# Provided passage
☆ ☆ ☆ ☆ ☆

= Cycloalkyne =

Hydrocarbon ring molecule containing a C≡C bond

In organic chemistry, a cycloalkyne is the cyclic analog of an alkyne (\sC≡C\s). A cycloalkyne consists of a closed ring of carbon atoms containing one or more triple bonds. Cycloalkynes have a general formula C_{n}H_{2n−4}. Because of the linear nature of the C\sC≡C\sC alkyne unit, cycloalkynes can be highly strained and can only exist when the number of carbon atoms in the ring is great enough to provide the flexibility necessary to accommodate this geometry. Large alkyne-containing carbocycles may be virtually unstrained, while the smallest constituents of this class of molecules may experience so much strain that they have yet to be observed experimentally. Cyclooctyne (C8H12) is the smallest cycloalkyne capable of being isolated and stored as a stable compound. Despite this, smaller cycloalkynes can be produced and trapped through reactions with other organic molecules or through complexation to transition metals.

==Examples==

Cyclopropyne
Cyclobutyne
Cyclopentyne
Cyclohexyne
Cycloheptyne
Cyclooctyne
Cyclononyne
Cyclodecyne

==Angle strain==

Ring size determines the stability of simple cycloalkynes

Due to the significant geometric constraints imposed by the R\sC≡C\sR functionality, cycloalkynes smaller than cyclodecyne (C10H16) result in highly strained structures. Cyclononyne (C9H14) and cyclooctyne (C8H12) are isolable (though strongly reactive) compounds. Cycloheptyne (C7H10), cyclohexyne (C6H8) and cyclopentyne (C5H6) only exist as transient reaction intermediates or ligands coordinating to a metal center. Only a single osmium complex supports the potential existence of cyclobutyne (C4H4). Cyclopropyne (C3H2) is entirely unknown.

Initial studies which demonstrated the transient intermediacy of the seven-, six- and five-membered cycloalkynes relied on trapping of the high-energy alkyne with a suitable reaction partner, such as cyclic dienes or diazo compounds to generate the Diels–Alder or diazoalkane 1,3-dipolar cycloaddition products, respectively. Stable small-ring cycloalkynes have subsequently been isolated in complex with various transition metals such as nickel, palladium and platinum. Despite long being considered to be chemical curiosities with limited synthetic applications, recent work has demonstrated the utility of strained cycloalkynes in both total synthesis of complex natural products and bioorthogonal chemistry.

Angle strain in cycloalkynes arises from the deformation of the R\sC≡C bond angle which must occur in order to accommodate the molecular geometry of rings containing less than ten carbons. The strain energies associated with cyclononyne (C9H14) and cyclooctyne (C8H12) are approximately 2.9 kcal/mol and 10 kcal/mol, respectively. This upwards trend in energy for the isolable constituents of this class is indicative of a rapid escalation of angle strain with an inverse correlation to ring size. Analysis by photoelectron spectroscopy has indicated that the alkyne bond in small cyclic systems is composed of two non-degenerate π bonds – a highly reactive strained bond perpendicular to a lower-energy π bond. Cis-bending of the R\sC≡C bond angle results in the drastic lowering of the energy of the lowest unoccupied molecular orbital, a phenomenon which accounts for the reactivity of strained cycloalkynes from the perspective of molecular orbital theory.

☆ ☆ ☆ ☆ ☆

# Provided data
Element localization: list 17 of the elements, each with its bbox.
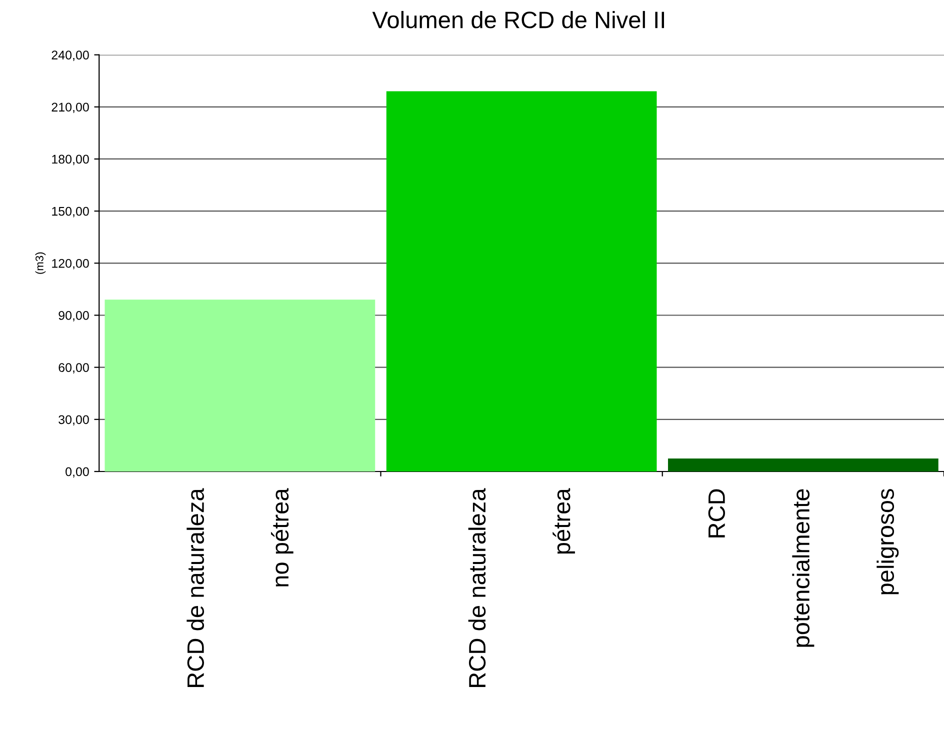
y-tick-label: 60,00 bbox=[58, 363, 89, 374]
y-tick-label: 90,00 bbox=[58, 311, 89, 322]
y-tick-label: 30,00 bbox=[58, 415, 89, 426]
category-label: RCD de naturaleza no pétrea bbox=[186, 488, 294, 688]
y-tick-label: 180,00 bbox=[52, 154, 89, 166]
bar bbox=[104, 300, 376, 472]
y-tick-label: 210,00 bbox=[52, 102, 89, 114]
bar bbox=[668, 458, 938, 472]
category-label: RCD potencialmente peligrosos bbox=[708, 489, 899, 647]
chart-title: Volumen de RCD de Nivel II bbox=[372, 10, 664, 28]
y-tick-label: 120,00 bbox=[52, 258, 89, 270]
y-tick-label: 0,00 bbox=[66, 467, 89, 478]
y-tick-label: 150,00 bbox=[52, 206, 89, 218]
y-tick-label: 240,00 bbox=[52, 50, 89, 61]
y-axis-title: (m3) bbox=[35, 252, 46, 274]
category-label: RCD de naturaleza pétrea bbox=[468, 488, 575, 688]
bar bbox=[386, 91, 657, 472]
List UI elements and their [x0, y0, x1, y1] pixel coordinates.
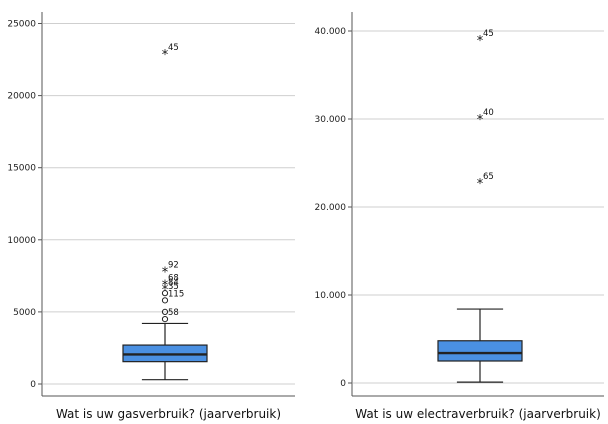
- outlier-label: 84: [168, 278, 179, 288]
- outlier-circle: [161, 297, 169, 304]
- y-tick-label: 15000: [7, 164, 36, 174]
- outlier-label: 35: [168, 282, 179, 292]
- outlier-label: 115: [168, 289, 184, 299]
- y-tick-label: 0: [340, 379, 346, 389]
- outlier-star: *: [162, 266, 169, 281]
- y-tick-label: 5000: [13, 308, 36, 318]
- y-tick-label: 20.000: [315, 203, 347, 213]
- x-axis-title: Wat is uw gasverbruik? (jaarverbruik): [56, 407, 281, 421]
- y-tick-label: 25000: [7, 20, 36, 30]
- outlier-circle: [161, 316, 169, 323]
- outlier-label: 45: [168, 43, 179, 53]
- outlier-label: 40: [483, 108, 494, 118]
- outlier-label: 45: [483, 29, 494, 39]
- outlier-circle: [161, 308, 169, 315]
- outlier-star: *: [477, 113, 484, 128]
- outlier-star: *: [162, 48, 169, 63]
- outlier-star: *: [162, 279, 169, 294]
- y-tick-label: 40.000: [315, 27, 347, 37]
- outlier-label: 65: [483, 172, 494, 182]
- x-axis-title: Wat is uw electraverbruik? (jaarverbruik…: [355, 407, 601, 421]
- y-tick-label: 0: [30, 380, 36, 390]
- outlier-star: *: [477, 177, 484, 192]
- outlier-label: 92: [168, 261, 179, 271]
- y-tick-label: 30.000: [315, 115, 347, 125]
- outlier-star: *: [477, 34, 484, 49]
- y-tick-label: 10000: [7, 236, 36, 246]
- outlier-circle: [161, 290, 169, 297]
- y-tick-label: 20000: [7, 92, 36, 102]
- iqr-box: [437, 340, 523, 362]
- outlier-label: 68: [168, 274, 179, 284]
- y-tick-label: 10.000: [315, 291, 347, 301]
- outlier-label: 58: [168, 308, 179, 318]
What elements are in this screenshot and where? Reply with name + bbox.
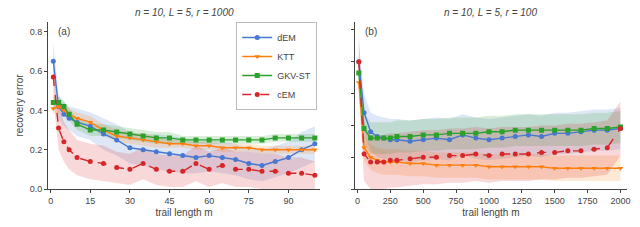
svg-text:KTT: KTT — [277, 52, 295, 62]
svg-text:30: 30 — [125, 196, 135, 206]
svg-text:n = 10, L = 5, r = 1000: n = 10, L = 5, r = 1000 — [135, 7, 234, 18]
svg-text:1500: 1500 — [545, 196, 565, 206]
svg-text:45: 45 — [165, 196, 175, 206]
svg-text:15: 15 — [85, 196, 95, 206]
svg-text:750: 750 — [449, 196, 464, 206]
svg-text:0.2: 0.2 — [30, 145, 43, 155]
svg-text:2000: 2000 — [610, 196, 630, 206]
svg-text:trail length m: trail length m — [155, 207, 212, 218]
svg-text:1000: 1000 — [479, 196, 499, 206]
svg-text:(a): (a) — [58, 26, 70, 37]
svg-text:trail length m: trail length m — [462, 207, 519, 218]
svg-text:500: 500 — [416, 196, 431, 206]
svg-text:0.0: 0.0 — [30, 184, 43, 194]
svg-text:250: 250 — [383, 196, 398, 206]
svg-text:dEM: dEM — [277, 33, 296, 43]
svg-text:recovery error: recovery error — [14, 74, 25, 137]
svg-text:GKV-ST: GKV-ST — [277, 71, 311, 81]
svg-text:n = 10, L = 5, r = 100: n = 10, L = 5, r = 100 — [444, 7, 537, 18]
svg-text:0.6: 0.6 — [30, 66, 43, 76]
svg-text:1250: 1250 — [512, 196, 532, 206]
svg-text:cEM: cEM — [277, 90, 295, 100]
svg-text:75: 75 — [244, 196, 254, 206]
svg-text:0: 0 — [355, 196, 360, 206]
svg-text:1750: 1750 — [578, 196, 598, 206]
svg-text:(b): (b) — [365, 26, 377, 37]
svg-text:0: 0 — [48, 196, 53, 206]
svg-text:90: 90 — [283, 196, 293, 206]
svg-text:0.4: 0.4 — [30, 106, 43, 116]
svg-text:0.8: 0.8 — [30, 27, 43, 37]
svg-text:60: 60 — [204, 196, 214, 206]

☆ ☆ ☆ ☆ ☆

# Requirements
1. According to the cycloalkyne article, what is the smallest cycloalkyne that can be isolated and stored as a stable compound?
2. Please write out the part of the cycloalkyne article that starts with the words "Due to the significant" and ends with "is entirely unknown.".
The records come from a separate source.

# Solved problems
1. Cyclooctyne (C8H12).

2.
Due to the significant geometric constraints imposed by the R\sC≡C\sR functionality, cycloalkynes smaller than cyclodecyne (C10H16) result in highly strained structures. Cyclononyne (C9H14) and cyclooctyne (C8H12) are isolable (though strongly reactive) compounds. Cycloheptyne (C7H10), cyclohexyne (C6H8) and cyclopentyne (C5H6) only exist as transient reaction intermediates or ligands coordinating to a metal center. Only a single osmium complex supports the potential existence of cyclobutyne (C4H4). Cyclopropyne (C3H2) is entirely unknown.